* _PROVIDED INFORMATION_:
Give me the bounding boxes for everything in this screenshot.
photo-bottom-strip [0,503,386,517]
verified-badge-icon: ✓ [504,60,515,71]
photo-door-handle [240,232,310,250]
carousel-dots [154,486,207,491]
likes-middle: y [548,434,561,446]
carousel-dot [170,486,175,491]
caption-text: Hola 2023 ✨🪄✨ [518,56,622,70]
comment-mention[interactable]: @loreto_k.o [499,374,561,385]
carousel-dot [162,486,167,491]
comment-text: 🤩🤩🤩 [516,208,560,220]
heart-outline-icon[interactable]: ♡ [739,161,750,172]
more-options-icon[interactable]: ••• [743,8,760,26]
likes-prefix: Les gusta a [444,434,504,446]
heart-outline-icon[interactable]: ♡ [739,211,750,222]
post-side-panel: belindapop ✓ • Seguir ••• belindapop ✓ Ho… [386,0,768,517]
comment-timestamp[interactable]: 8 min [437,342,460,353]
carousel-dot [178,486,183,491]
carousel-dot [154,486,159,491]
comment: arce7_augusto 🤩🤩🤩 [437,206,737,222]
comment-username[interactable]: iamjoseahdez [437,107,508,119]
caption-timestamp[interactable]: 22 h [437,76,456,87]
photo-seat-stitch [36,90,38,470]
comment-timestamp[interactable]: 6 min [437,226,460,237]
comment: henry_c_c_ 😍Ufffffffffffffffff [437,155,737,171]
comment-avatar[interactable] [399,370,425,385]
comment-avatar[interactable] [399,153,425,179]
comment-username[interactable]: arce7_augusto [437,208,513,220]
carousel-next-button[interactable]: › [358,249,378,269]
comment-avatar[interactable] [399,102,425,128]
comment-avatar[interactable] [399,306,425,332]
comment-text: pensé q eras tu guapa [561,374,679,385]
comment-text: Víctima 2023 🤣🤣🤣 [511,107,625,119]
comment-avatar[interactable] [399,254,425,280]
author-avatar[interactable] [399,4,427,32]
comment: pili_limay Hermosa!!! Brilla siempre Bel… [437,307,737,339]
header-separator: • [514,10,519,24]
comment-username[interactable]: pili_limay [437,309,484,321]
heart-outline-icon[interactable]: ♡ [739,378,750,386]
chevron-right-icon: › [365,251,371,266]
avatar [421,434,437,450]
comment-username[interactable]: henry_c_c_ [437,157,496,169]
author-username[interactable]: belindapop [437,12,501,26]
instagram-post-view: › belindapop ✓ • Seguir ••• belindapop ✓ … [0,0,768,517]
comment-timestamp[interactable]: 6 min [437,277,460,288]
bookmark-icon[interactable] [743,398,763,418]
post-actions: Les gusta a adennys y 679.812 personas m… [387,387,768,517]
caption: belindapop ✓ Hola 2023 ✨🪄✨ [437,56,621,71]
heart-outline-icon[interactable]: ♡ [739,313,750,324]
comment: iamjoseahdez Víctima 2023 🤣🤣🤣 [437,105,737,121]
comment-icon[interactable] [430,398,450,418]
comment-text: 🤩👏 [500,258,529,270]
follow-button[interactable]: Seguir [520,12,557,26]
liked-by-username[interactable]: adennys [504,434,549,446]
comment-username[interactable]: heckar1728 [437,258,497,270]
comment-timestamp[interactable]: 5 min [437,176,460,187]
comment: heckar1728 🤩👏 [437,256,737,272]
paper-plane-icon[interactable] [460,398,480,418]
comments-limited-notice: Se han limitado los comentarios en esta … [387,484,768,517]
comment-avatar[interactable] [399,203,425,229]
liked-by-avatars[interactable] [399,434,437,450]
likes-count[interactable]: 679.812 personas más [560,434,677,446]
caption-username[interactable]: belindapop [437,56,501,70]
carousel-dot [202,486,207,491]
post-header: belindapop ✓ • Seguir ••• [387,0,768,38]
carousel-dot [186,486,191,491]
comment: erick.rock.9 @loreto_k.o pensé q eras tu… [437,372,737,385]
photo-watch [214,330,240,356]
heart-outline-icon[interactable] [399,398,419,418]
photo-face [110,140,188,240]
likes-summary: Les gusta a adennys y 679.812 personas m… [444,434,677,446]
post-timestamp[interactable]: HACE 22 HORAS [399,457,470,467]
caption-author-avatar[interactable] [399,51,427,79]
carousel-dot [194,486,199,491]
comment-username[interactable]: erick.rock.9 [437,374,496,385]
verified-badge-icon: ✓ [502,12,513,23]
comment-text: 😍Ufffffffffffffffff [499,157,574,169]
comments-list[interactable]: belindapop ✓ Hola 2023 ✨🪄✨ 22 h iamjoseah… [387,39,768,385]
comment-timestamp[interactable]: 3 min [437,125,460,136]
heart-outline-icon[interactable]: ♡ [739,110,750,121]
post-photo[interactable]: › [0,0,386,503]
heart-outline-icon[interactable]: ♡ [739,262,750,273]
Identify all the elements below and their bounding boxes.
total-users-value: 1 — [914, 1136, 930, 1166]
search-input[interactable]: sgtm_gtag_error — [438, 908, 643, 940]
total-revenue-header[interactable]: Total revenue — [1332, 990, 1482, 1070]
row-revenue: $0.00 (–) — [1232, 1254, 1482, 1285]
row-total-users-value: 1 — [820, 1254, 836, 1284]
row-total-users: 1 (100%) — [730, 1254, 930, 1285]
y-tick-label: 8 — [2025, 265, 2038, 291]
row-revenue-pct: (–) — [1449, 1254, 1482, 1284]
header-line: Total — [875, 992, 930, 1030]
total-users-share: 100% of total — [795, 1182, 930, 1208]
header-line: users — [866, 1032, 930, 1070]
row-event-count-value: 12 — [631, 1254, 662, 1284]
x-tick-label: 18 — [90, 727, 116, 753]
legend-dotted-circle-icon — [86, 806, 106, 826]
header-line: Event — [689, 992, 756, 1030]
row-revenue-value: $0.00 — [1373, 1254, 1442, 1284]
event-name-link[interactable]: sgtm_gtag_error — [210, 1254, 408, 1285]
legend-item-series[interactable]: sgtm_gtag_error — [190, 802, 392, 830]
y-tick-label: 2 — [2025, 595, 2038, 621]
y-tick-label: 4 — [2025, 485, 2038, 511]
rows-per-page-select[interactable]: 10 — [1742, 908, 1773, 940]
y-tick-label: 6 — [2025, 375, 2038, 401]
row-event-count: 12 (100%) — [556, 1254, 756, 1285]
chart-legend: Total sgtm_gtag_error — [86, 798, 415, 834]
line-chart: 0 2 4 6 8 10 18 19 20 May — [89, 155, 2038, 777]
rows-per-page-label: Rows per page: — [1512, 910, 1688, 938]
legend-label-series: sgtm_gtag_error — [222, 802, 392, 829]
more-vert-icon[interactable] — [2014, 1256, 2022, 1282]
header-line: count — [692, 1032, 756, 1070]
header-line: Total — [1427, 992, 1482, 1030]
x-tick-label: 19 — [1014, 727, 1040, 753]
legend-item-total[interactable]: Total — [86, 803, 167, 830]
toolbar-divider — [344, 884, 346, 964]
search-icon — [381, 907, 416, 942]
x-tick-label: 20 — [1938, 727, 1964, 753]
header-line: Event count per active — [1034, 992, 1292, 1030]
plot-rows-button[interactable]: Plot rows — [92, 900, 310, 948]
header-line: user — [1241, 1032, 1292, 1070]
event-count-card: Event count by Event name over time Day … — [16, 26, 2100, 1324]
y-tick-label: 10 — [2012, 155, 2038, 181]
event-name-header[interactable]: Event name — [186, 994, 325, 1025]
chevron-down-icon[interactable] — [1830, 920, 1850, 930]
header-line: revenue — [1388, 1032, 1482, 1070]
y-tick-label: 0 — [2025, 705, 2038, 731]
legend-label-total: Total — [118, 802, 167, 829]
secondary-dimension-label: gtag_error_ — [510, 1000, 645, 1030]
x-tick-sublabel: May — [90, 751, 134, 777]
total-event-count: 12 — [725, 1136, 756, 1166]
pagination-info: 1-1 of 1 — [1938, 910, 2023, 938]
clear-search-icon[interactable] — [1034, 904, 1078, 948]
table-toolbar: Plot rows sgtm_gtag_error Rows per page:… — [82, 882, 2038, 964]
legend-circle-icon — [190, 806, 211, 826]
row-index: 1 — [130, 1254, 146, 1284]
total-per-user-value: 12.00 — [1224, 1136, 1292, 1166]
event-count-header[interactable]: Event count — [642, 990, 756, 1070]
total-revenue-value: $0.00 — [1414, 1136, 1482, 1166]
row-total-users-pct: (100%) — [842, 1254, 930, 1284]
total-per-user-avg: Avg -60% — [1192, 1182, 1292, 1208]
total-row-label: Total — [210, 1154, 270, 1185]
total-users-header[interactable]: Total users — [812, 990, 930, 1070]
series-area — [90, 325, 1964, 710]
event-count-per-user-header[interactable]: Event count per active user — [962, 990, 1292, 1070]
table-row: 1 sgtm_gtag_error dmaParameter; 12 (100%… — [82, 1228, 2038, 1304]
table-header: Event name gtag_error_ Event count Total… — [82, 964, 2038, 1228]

* _WHAT THE EXERCISE ASKS_:
Copy out the listing word for word, starting at its first line and ending with the line that contains "caption-text: Hola 2023 ✨🪄✨ [518,56,622,70]", including both of those lines.

* _CORRECT ANSWER_:
Give me the bounding boxes for everything in this screenshot.
photo-bottom-strip [0,503,386,517]
verified-badge-icon: ✓ [504,60,515,71]
photo-door-handle [240,232,310,250]
carousel-dots [154,486,207,491]
likes-middle: y [548,434,561,446]
carousel-dot [170,486,175,491]
caption-text: Hola 2023 ✨🪄✨ [518,56,622,70]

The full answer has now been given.